• What to do:
Using the listing below, please gather every line containing the word "update".

>> BEGIN

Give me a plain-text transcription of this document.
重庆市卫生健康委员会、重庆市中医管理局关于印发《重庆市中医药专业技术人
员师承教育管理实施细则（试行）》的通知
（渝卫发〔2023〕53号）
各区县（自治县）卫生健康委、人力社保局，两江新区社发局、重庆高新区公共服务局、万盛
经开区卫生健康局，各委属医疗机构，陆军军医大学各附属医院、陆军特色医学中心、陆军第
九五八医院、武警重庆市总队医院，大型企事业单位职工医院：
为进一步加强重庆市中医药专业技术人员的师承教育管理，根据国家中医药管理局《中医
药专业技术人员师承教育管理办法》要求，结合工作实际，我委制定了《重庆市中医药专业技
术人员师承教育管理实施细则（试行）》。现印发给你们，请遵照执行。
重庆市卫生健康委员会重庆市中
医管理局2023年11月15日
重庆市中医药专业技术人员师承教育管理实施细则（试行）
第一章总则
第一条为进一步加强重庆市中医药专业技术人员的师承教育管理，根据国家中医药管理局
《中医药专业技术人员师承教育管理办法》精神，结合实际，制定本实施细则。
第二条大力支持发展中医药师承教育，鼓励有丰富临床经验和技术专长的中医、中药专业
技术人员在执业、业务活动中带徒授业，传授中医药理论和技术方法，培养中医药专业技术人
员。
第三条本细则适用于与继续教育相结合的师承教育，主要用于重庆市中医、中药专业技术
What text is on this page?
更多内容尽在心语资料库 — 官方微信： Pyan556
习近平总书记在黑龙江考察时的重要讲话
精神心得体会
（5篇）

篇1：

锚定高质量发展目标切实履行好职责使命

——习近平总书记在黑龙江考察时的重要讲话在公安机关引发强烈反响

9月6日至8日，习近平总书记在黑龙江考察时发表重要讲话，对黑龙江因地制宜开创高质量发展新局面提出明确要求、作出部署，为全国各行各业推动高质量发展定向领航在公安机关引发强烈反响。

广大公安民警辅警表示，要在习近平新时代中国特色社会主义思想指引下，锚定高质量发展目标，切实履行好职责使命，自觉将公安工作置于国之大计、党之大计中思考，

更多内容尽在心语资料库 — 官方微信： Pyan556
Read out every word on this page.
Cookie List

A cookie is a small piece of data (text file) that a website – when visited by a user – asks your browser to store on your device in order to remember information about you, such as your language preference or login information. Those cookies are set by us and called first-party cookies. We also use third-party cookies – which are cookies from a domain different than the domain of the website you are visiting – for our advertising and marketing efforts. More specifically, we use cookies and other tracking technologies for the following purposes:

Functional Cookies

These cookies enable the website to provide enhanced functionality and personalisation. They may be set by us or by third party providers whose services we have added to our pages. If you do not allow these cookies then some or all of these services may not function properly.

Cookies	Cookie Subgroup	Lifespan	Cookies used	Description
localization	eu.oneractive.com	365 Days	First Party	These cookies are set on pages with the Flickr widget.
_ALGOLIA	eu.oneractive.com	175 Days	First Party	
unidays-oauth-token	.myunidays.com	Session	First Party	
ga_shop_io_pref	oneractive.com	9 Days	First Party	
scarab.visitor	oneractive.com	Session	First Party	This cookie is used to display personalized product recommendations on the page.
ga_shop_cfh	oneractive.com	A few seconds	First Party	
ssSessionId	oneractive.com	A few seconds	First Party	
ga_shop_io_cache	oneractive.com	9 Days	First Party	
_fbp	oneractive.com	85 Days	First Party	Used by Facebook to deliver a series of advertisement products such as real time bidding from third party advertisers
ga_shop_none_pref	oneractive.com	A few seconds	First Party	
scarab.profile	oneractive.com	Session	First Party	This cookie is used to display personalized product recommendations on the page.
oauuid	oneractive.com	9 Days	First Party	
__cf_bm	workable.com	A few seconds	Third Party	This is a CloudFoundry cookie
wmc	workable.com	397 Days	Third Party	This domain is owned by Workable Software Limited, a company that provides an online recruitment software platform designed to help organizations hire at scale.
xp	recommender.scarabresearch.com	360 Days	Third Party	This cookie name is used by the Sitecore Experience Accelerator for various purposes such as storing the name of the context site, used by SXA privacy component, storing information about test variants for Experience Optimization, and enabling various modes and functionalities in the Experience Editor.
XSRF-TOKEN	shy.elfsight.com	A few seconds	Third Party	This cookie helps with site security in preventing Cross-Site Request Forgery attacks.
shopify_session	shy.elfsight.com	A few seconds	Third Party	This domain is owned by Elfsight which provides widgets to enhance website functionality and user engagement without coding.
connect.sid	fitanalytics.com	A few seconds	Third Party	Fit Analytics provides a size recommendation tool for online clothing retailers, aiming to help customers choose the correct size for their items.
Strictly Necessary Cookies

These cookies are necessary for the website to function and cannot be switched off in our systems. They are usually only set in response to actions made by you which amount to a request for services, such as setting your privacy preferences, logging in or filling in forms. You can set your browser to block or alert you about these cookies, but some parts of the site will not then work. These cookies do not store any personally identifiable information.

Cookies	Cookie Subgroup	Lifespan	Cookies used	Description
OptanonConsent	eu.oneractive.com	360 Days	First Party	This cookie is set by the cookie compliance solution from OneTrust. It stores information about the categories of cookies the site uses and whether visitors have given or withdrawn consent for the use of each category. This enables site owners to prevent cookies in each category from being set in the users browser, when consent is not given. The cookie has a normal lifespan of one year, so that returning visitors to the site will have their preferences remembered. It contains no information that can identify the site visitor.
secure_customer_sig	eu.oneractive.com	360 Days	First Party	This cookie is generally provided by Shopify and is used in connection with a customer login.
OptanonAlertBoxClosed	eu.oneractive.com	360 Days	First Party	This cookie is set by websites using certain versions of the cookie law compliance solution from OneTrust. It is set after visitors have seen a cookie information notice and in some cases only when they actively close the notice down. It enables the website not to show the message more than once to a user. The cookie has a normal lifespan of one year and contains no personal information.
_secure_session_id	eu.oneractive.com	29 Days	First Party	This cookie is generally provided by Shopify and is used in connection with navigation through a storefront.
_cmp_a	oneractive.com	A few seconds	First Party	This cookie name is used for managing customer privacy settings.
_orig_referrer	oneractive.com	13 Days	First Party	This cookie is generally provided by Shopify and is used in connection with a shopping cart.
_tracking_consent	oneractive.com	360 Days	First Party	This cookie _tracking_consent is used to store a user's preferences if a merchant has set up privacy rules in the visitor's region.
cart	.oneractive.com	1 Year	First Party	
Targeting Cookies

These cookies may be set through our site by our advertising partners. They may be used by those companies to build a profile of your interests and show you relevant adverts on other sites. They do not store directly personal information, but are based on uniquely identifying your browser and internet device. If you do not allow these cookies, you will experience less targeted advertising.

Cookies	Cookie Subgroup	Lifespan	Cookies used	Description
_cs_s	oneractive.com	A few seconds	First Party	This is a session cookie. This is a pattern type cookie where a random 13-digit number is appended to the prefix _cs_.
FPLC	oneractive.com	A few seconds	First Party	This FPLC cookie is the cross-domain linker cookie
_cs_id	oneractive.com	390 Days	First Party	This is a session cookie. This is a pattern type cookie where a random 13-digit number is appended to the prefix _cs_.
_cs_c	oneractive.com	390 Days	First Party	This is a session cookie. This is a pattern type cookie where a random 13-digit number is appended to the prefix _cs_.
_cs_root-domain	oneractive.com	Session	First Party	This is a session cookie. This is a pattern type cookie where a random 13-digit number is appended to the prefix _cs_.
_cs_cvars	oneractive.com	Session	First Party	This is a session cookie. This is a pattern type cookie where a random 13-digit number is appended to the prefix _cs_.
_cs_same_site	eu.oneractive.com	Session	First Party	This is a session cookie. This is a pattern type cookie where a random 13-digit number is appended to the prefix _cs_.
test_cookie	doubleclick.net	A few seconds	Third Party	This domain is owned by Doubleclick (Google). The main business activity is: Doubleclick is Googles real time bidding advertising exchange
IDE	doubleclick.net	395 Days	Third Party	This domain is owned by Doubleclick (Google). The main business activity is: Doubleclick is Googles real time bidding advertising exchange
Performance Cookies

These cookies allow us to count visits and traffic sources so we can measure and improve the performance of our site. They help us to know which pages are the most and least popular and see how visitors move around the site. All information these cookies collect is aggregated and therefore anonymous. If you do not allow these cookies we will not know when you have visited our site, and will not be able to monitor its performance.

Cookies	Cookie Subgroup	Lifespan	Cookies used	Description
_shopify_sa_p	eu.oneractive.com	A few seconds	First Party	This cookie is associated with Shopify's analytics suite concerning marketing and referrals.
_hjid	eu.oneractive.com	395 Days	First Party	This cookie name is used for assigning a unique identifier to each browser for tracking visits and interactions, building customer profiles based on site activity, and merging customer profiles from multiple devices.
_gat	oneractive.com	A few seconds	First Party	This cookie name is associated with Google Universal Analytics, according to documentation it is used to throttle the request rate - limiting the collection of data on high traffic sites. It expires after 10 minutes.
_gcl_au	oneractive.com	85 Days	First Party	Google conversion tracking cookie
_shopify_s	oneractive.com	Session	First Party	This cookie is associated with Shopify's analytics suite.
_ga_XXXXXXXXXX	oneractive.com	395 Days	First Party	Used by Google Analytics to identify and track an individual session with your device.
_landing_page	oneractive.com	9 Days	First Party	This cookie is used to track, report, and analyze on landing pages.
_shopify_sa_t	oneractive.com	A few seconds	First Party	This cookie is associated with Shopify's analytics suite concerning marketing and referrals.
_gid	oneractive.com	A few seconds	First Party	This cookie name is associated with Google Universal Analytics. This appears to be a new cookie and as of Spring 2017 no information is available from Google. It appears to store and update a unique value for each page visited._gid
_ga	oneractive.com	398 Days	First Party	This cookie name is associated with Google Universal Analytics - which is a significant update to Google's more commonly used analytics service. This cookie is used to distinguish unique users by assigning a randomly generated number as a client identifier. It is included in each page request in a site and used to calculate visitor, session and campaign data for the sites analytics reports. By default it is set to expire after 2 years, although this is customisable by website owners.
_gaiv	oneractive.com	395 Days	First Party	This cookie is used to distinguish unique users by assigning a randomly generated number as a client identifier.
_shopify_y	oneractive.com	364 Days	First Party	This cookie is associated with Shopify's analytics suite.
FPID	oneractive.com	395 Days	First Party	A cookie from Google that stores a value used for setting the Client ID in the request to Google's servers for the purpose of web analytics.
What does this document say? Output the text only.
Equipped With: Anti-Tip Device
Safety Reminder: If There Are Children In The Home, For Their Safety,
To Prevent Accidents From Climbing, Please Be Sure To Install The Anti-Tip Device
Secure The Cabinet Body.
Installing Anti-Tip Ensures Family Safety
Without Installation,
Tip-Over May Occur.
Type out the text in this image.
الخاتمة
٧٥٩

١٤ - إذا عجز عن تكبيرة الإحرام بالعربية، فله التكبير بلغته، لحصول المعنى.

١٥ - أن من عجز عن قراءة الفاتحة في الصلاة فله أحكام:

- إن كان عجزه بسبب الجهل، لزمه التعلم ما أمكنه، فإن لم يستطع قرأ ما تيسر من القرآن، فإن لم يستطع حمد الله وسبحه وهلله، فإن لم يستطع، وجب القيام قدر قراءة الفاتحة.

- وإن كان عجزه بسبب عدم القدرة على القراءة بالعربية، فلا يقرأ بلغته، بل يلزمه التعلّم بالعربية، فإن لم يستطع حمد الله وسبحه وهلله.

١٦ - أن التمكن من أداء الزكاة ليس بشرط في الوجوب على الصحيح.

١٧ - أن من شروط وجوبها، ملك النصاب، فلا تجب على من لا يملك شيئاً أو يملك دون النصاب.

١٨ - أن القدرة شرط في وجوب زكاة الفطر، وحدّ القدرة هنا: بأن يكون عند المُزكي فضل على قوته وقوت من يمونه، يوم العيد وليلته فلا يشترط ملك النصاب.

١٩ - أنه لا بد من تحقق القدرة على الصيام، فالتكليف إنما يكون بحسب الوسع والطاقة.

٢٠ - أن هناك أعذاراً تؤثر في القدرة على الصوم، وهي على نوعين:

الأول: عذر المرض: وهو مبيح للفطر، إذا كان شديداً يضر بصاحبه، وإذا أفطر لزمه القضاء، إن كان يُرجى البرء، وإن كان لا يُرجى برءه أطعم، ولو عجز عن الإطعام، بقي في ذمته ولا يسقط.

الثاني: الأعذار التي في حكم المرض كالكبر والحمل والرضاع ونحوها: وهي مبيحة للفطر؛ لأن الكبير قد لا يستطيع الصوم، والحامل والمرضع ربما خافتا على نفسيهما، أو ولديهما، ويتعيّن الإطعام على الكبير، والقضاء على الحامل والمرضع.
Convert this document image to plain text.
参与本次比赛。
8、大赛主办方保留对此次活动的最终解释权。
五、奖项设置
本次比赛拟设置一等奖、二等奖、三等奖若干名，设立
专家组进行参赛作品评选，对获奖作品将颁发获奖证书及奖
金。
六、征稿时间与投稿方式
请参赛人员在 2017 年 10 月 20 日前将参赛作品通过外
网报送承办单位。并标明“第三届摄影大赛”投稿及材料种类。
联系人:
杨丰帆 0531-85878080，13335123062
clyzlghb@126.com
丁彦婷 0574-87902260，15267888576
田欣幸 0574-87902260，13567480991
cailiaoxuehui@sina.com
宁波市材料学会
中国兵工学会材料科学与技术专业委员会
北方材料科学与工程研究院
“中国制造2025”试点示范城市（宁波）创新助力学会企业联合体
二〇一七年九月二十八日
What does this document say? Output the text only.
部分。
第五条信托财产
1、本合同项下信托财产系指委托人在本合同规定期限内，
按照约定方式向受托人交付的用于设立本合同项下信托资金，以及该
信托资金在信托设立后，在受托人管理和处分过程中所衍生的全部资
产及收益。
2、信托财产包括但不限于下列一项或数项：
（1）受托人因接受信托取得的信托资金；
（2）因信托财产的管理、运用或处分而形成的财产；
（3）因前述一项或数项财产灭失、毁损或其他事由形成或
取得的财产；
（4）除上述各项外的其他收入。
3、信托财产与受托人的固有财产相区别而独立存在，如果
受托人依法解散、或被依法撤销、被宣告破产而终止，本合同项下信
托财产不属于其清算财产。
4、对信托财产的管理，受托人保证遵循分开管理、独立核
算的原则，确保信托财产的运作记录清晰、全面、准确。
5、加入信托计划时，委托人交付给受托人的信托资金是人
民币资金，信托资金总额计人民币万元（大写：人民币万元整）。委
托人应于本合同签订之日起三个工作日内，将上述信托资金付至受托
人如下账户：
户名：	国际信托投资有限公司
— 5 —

>> END

• Solution:
_gid	oneractive.com	A few seconds	First Party	This cookie name is associated with Google Universal Analytics. This appears to be a new cookie and as of Spring 2017 no information is available from Google. It appears to store and update a unique value for each page visited._gid
_ga	oneractive.com	398 Days	First Party	This cookie name is associated with Google Universal Analytics - which is a significant update to Google's more commonly used analytics service. This cookie is used to distinguish unique users by assigning a randomly generated number as a client identifier. It is included in each page request in a site and used to calculate visitor, session and campaign data for the sites analytics reports. By default it is set to expire after 2 years, although this is customisable by website owners.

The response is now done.